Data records
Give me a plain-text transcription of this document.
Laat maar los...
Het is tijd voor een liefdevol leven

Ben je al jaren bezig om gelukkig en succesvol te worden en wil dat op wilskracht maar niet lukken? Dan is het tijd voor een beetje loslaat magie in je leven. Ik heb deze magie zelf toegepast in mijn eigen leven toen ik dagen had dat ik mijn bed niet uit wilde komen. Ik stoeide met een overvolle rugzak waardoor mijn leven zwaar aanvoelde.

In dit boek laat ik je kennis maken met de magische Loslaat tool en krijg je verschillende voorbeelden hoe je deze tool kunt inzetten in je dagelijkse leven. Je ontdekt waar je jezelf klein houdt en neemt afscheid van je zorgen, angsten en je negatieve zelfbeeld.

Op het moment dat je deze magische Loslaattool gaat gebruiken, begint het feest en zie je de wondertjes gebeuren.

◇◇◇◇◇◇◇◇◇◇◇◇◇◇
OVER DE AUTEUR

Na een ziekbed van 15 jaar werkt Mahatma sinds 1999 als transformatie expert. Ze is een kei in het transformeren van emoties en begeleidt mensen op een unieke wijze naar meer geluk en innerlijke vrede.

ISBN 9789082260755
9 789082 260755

* * *

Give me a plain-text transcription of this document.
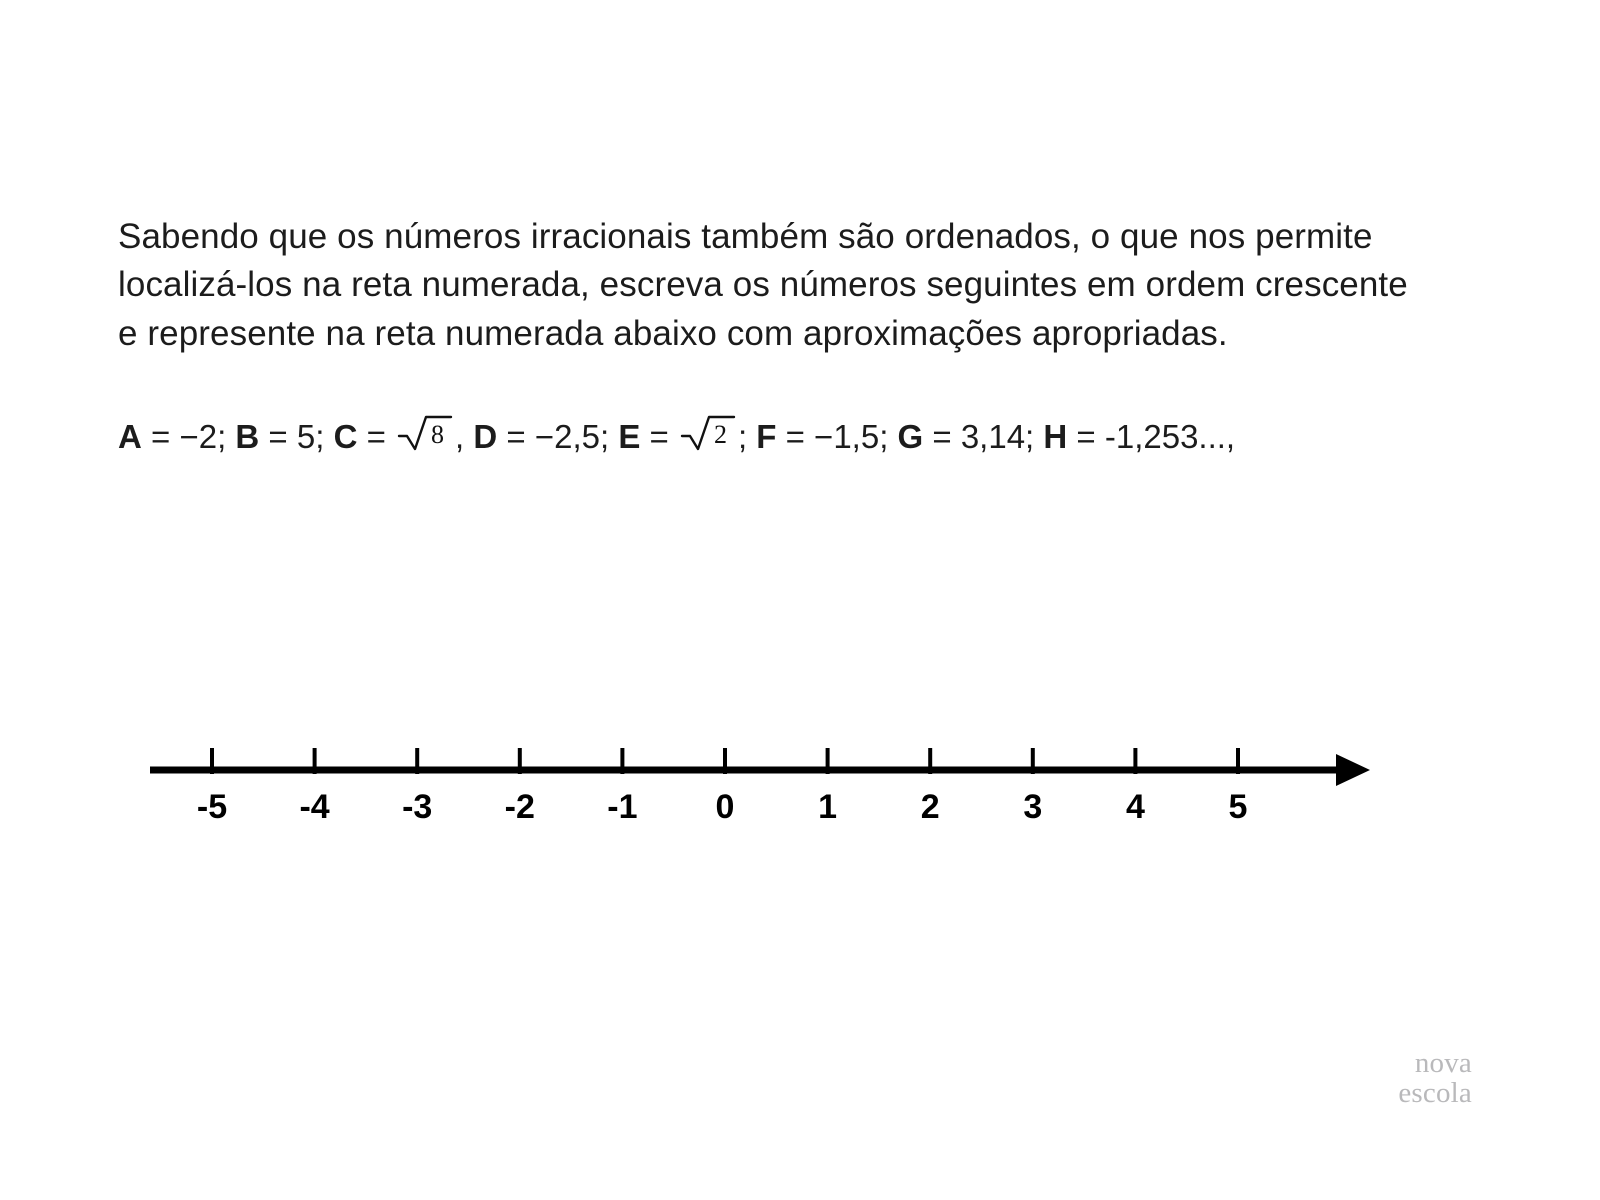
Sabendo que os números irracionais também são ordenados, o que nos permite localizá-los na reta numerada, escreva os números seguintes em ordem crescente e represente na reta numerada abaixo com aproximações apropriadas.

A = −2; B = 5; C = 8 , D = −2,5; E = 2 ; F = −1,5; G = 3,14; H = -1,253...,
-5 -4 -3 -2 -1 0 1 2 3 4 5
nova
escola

TASK TO COMPLETE:
Pull out each line of the entries that contains "tijd".

RESULT OF THIS TASK:
Het is tijd voor een liefdevol leven
Ben je al jaren bezig om gelukkig en succesvol te worden en wil dat op wilskracht maar niet lukken? Dan is het tijd voor een beetje loslaat magie in je leven. Ik heb deze magie zelf toegepast in mijn eigen leven toen ik dagen had dat ik mijn bed niet uit wilde komen. Ik stoeide met een overvolle rugzak waardoor mijn leven zwaar aanvoelde.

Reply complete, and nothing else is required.